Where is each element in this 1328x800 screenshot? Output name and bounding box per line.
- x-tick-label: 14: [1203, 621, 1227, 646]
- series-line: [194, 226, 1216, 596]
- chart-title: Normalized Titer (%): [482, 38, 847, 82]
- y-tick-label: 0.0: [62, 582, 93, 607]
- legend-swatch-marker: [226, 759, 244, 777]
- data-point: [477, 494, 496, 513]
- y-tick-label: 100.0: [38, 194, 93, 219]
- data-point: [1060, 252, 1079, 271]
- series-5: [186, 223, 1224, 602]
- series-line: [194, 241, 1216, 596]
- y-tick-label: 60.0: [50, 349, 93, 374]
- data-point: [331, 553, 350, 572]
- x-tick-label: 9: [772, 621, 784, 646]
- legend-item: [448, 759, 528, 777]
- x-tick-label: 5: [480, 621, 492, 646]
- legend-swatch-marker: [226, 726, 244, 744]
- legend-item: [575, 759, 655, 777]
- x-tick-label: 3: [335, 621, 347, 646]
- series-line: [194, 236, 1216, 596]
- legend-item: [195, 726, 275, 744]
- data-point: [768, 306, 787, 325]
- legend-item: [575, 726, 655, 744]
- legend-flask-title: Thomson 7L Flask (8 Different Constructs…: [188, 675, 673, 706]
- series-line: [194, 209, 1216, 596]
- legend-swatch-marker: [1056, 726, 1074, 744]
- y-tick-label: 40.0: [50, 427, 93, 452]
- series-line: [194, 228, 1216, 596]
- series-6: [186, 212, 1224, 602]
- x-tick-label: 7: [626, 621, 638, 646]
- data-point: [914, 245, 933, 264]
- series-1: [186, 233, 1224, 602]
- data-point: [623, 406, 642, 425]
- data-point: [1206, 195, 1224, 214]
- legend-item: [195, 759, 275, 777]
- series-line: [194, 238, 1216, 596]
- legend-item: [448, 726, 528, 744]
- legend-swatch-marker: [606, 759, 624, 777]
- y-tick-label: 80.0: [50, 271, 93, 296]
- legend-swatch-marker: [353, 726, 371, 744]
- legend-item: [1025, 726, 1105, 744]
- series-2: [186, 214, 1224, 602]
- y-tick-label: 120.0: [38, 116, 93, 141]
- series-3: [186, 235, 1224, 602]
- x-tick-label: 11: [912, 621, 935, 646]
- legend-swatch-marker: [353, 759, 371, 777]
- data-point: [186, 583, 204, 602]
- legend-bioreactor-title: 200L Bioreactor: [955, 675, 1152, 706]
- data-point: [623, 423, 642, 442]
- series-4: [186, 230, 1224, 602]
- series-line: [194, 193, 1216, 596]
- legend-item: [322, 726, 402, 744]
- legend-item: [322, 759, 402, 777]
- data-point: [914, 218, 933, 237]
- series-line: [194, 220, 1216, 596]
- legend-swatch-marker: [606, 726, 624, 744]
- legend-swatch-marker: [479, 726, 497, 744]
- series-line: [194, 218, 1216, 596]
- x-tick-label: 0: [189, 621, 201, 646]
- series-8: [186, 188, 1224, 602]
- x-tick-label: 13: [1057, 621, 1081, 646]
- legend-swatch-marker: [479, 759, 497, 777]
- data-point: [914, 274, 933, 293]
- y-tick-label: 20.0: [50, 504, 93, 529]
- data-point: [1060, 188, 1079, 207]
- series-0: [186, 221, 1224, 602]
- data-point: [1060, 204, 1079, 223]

-------

WHAT YOU NEED TO DO — Can you pull every line out of the entries above and reproduce each one character for character, with nothing added or left out?

RESPONSE TO THE TASK —
Where is each element in this 1328x800 screenshot? Output name and bounding box per line.
- x-tick-label: 14: [1203, 621, 1227, 646]
- series-line: [194, 226, 1216, 596]
- chart-title: Normalized Titer (%): [482, 38, 847, 82]
- y-tick-label: 0.0: [62, 582, 93, 607]
- legend-swatch-marker: [226, 759, 244, 777]
- data-point: [477, 494, 496, 513]
- y-tick-label: 100.0: [38, 194, 93, 219]
- data-point: [1060, 252, 1079, 271]
- series-5: [186, 223, 1224, 602]
- series-line: [194, 241, 1216, 596]
- y-tick-label: 60.0: [50, 349, 93, 374]
- data-point: [331, 553, 350, 572]
- x-tick-label: 9: [772, 621, 784, 646]
- legend-item: [448, 759, 528, 777]
- x-tick-label: 5: [480, 621, 492, 646]
- legend-swatch-marker: [226, 726, 244, 744]
- legend-item: [575, 759, 655, 777]
- x-tick-label: 3: [335, 621, 347, 646]
- series-line: [194, 236, 1216, 596]
- legend-item: [195, 726, 275, 744]
- data-point: [768, 306, 787, 325]
- legend-item: [575, 726, 655, 744]
- legend-flask-title: Thomson 7L Flask (8 Different Constructs…: [188, 675, 673, 706]
- series-line: [194, 209, 1216, 596]
- legend-swatch-marker: [1056, 726, 1074, 744]
- y-tick-label: 40.0: [50, 427, 93, 452]
- series-line: [194, 228, 1216, 596]
- series-6: [186, 212, 1224, 602]
- x-tick-label: 7: [626, 621, 638, 646]
- data-point: [914, 245, 933, 264]
- series-1: [186, 233, 1224, 602]
- data-point: [623, 406, 642, 425]
- data-point: [1206, 195, 1224, 214]
- legend-item: [195, 759, 275, 777]
- series-line: [194, 238, 1216, 596]
- legend-item: [448, 726, 528, 744]
- legend-swatch-marker: [606, 759, 624, 777]
- y-tick-label: 80.0: [50, 271, 93, 296]
- legend-swatch-marker: [353, 726, 371, 744]
- legend-item: [1025, 726, 1105, 744]
- series-2: [186, 214, 1224, 602]
- y-tick-label: 120.0: [38, 116, 93, 141]
- series-3: [186, 235, 1224, 602]
- x-tick-label: 11: [912, 621, 935, 646]
- legend-swatch-marker: [353, 759, 371, 777]
- data-point: [186, 583, 204, 602]
- legend-bioreactor-title: 200L Bioreactor: [955, 675, 1152, 706]
- data-point: [623, 423, 642, 442]
- series-4: [186, 230, 1224, 602]
- series-line: [194, 193, 1216, 596]
- legend-item: [322, 726, 402, 744]
- legend-item: [322, 759, 402, 777]
- data-point: [914, 218, 933, 237]
- series-line: [194, 220, 1216, 596]
- legend-swatch-marker: [606, 726, 624, 744]
- legend-swatch-marker: [479, 726, 497, 744]
- series-line: [194, 218, 1216, 596]
- x-tick-label: 0: [189, 621, 201, 646]
- series-8: [186, 188, 1224, 602]
- x-tick-label: 13: [1057, 621, 1081, 646]
- legend-swatch-marker: [479, 759, 497, 777]
- data-point: [914, 274, 933, 293]
- y-tick-label: 20.0: [50, 504, 93, 529]
- data-point: [1060, 188, 1079, 207]
- series-0: [186, 221, 1224, 602]
- data-point: [1060, 204, 1079, 223]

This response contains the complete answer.